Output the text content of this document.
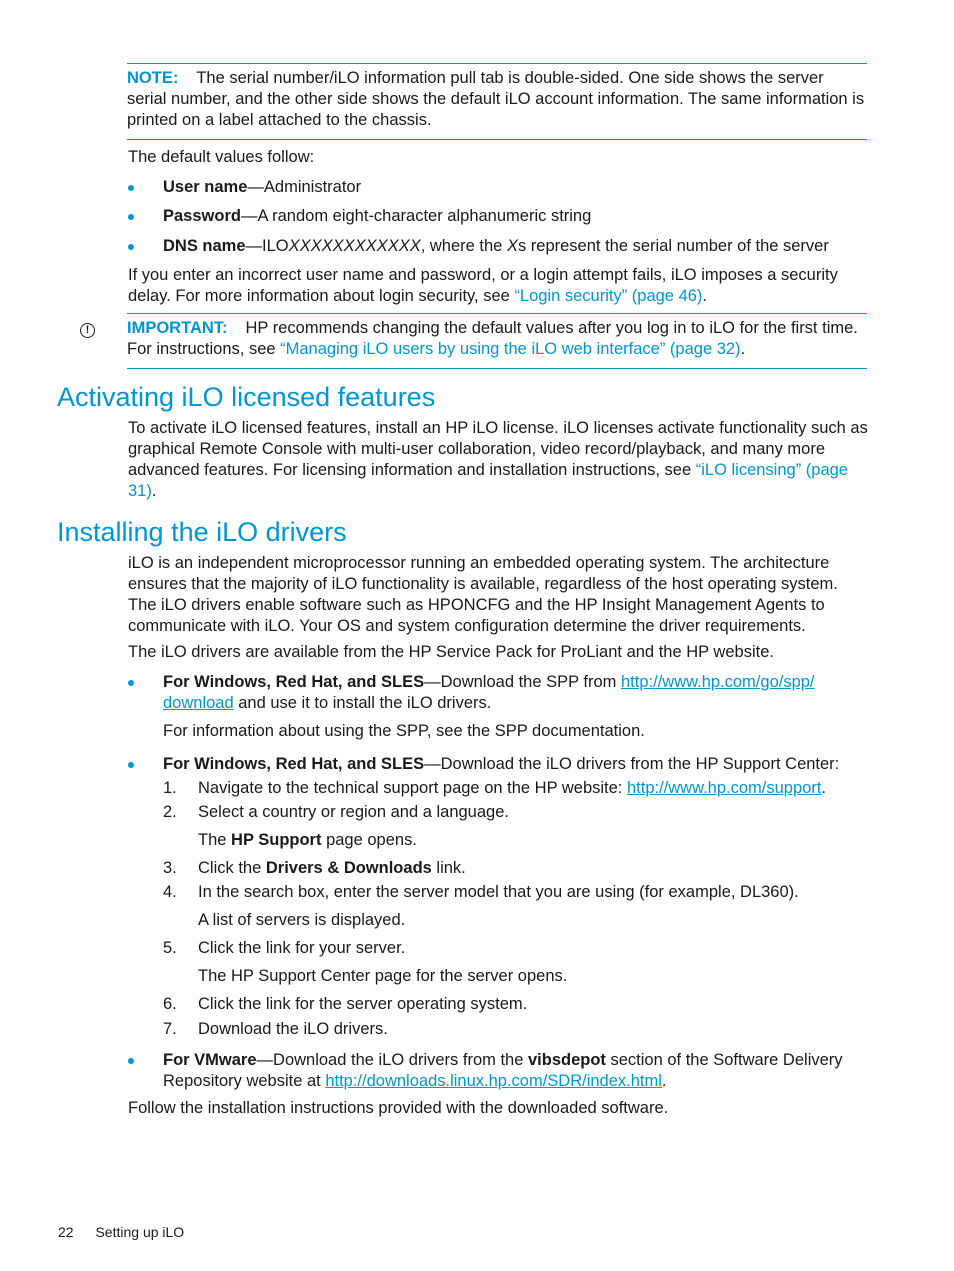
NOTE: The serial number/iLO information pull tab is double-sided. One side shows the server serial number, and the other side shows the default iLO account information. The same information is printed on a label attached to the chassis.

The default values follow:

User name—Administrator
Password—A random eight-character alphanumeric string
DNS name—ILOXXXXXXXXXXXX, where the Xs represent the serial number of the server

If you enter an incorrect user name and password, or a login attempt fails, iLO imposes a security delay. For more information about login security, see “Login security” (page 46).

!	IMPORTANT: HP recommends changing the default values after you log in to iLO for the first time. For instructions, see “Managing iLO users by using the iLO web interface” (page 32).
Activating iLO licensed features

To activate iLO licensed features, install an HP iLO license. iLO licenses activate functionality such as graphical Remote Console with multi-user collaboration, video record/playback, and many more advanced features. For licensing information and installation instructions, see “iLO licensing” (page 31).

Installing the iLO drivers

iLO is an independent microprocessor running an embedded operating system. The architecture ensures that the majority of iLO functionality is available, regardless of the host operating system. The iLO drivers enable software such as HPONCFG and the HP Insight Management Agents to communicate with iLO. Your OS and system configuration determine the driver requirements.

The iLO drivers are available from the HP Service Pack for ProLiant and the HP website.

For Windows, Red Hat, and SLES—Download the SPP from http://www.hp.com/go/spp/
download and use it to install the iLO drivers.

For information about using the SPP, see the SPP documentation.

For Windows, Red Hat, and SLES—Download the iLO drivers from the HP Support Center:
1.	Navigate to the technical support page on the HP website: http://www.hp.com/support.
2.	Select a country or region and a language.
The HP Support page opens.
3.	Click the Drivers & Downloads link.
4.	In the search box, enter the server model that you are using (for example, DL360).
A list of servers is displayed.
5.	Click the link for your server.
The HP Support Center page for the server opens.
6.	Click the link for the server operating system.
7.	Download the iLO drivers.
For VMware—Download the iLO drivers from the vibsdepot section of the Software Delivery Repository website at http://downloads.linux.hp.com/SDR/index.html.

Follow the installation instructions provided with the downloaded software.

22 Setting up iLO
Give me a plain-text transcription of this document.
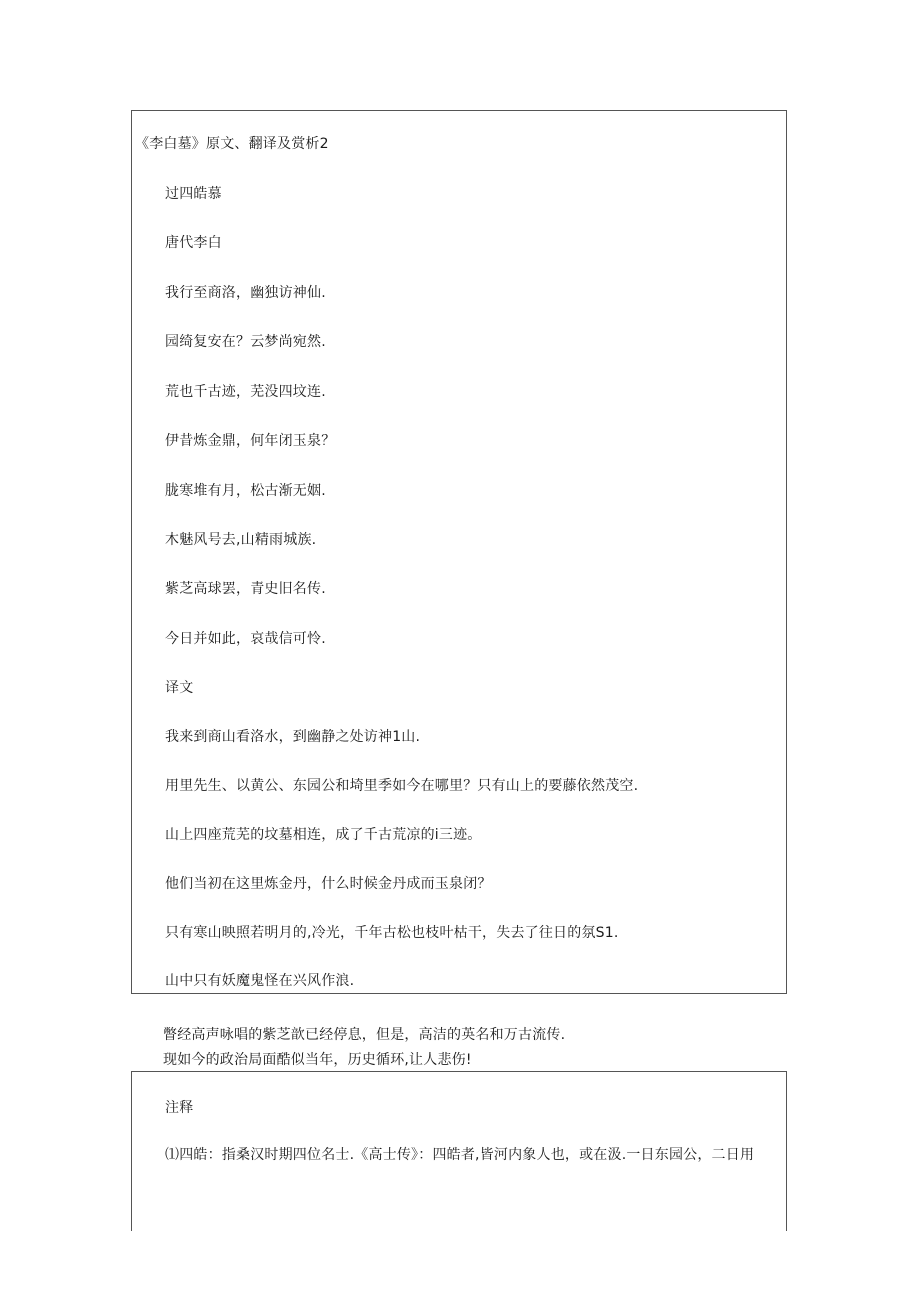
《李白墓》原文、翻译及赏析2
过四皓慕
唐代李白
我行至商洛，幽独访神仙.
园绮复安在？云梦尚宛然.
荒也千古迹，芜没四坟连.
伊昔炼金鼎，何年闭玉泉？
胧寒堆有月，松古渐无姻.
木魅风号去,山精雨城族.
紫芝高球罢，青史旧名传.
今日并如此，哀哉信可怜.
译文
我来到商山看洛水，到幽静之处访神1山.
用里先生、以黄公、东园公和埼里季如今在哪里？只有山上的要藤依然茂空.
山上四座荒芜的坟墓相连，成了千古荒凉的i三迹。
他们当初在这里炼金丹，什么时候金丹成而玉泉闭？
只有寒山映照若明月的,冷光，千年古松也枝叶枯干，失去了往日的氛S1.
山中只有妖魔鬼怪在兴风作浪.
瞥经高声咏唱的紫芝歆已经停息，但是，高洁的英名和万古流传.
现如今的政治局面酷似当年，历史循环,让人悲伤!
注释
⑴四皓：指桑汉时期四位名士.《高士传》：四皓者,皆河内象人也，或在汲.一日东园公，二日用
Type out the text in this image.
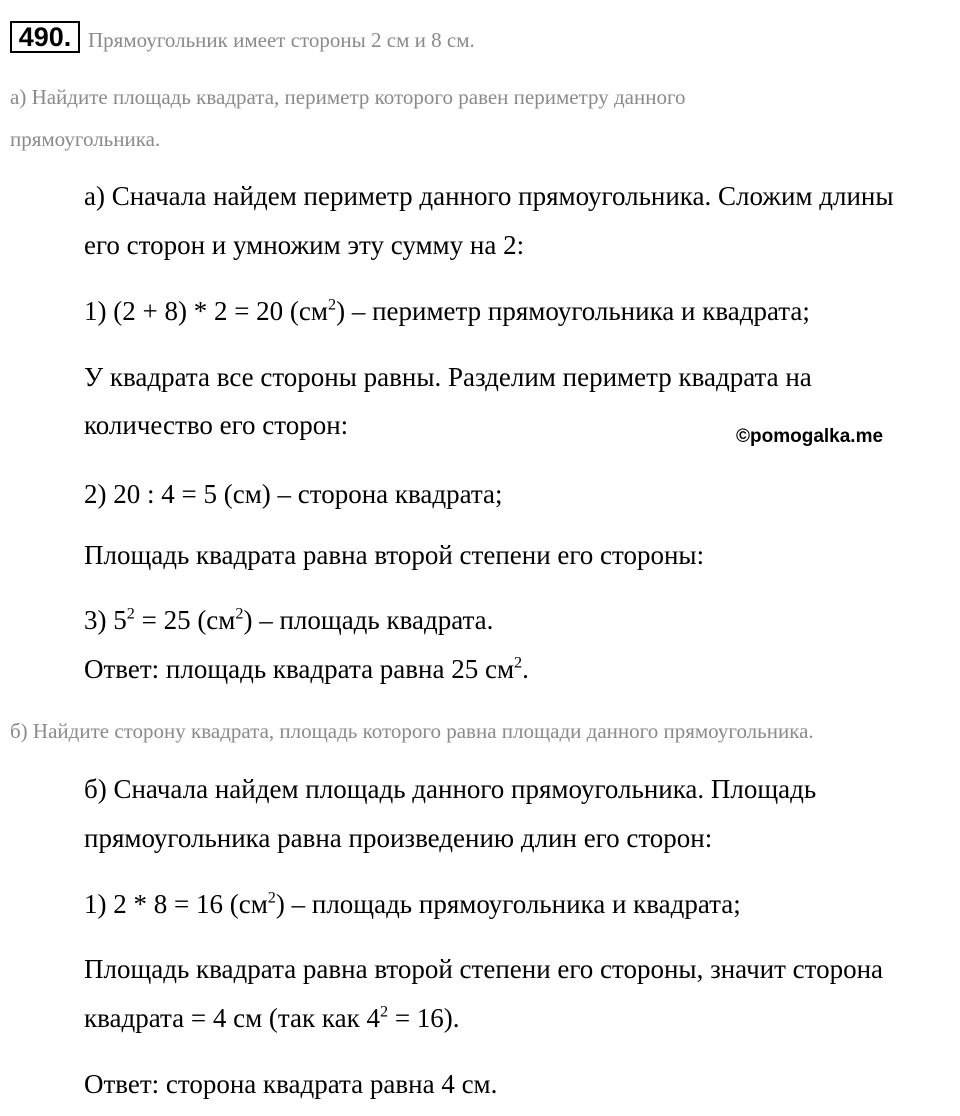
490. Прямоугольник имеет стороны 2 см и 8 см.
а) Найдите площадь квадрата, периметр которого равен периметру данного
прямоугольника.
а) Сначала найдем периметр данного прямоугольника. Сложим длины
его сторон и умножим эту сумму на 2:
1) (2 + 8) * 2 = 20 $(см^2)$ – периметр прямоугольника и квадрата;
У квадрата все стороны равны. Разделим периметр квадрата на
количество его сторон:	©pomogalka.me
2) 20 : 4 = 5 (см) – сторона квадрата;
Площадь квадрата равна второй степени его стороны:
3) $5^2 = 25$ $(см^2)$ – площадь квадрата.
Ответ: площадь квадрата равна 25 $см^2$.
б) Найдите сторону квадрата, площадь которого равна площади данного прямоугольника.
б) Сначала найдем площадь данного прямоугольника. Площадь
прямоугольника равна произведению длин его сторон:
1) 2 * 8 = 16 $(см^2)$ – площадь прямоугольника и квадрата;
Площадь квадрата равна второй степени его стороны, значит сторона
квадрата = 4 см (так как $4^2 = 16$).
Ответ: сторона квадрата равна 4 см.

.....

• Stated goal: From the line that contains "Give me a plain-text" to the end of the material above, output every line exactly, both ends included, but leave out any pictures.

• Finished answer:
Give me a plain-text transcription of this document.
《李白墓》原文、翻译及赏析2
过四皓慕
唐代李白
我行至商洛，幽独访神仙.
园绮复安在？云梦尚宛然.
荒也千古迹，芜没四坟连.
伊昔炼金鼎，何年闭玉泉？
胧寒堆有月，松古渐无姻.
木魅风号去,山精雨城族.
紫芝高球罢，青史旧名传.
今日并如此，哀哉信可怜.
译文
我来到商山看洛水，到幽静之处访神1山.
用里先生、以黄公、东园公和埼里季如今在哪里？只有山上的要藤依然茂空.
山上四座荒芜的坟墓相连，成了千古荒凉的i三迹。
他们当初在这里炼金丹，什么时候金丹成而玉泉闭？
只有寒山映照若明月的,冷光，千年古松也枝叶枯干，失去了往日的氛S1.
山中只有妖魔鬼怪在兴风作浪.
瞥经高声咏唱的紫芝歆已经停息，但是，高洁的英名和万古流传.
现如今的政治局面酷似当年，历史循环,让人悲伤!
注释
⑴四皓：指桑汉时期四位名士.《高士传》：四皓者,皆河内象人也，或在汲.一日东园公，二日用
Type out the text in this image.
490. Прямоугольник имеет стороны 2 см и 8 см.
а) Найдите площадь квадрата, периметр которого равен периметру данного
прямоугольника.
а) Сначала найдем периметр данного прямоугольника. Сложим длины
его сторон и умножим эту сумму на 2:
1) (2 + 8) * 2 = 20 $(см^2)$ – периметр прямоугольника и квадрата;
У квадрата все стороны равны. Разделим периметр квадрата на
количество его сторон:	©pomogalka.me
2) 20 : 4 = 5 (см) – сторона квадрата;
Площадь квадрата равна второй степени его стороны:
3) $5^2 = 25$ $(см^2)$ – площадь квадрата.
Ответ: площадь квадрата равна 25 $см^2$.
б) Найдите сторону квадрата, площадь которого равна площади данного прямоугольника.
б) Сначала найдем площадь данного прямоугольника. Площадь
прямоугольника равна произведению длин его сторон:
1) 2 * 8 = 16 $(см^2)$ – площадь прямоугольника и квадрата;
Площадь квадрата равна второй степени его стороны, значит сторона
квадрата = 4 см (так как $4^2 = 16$).
Ответ: сторона квадрата равна 4 см.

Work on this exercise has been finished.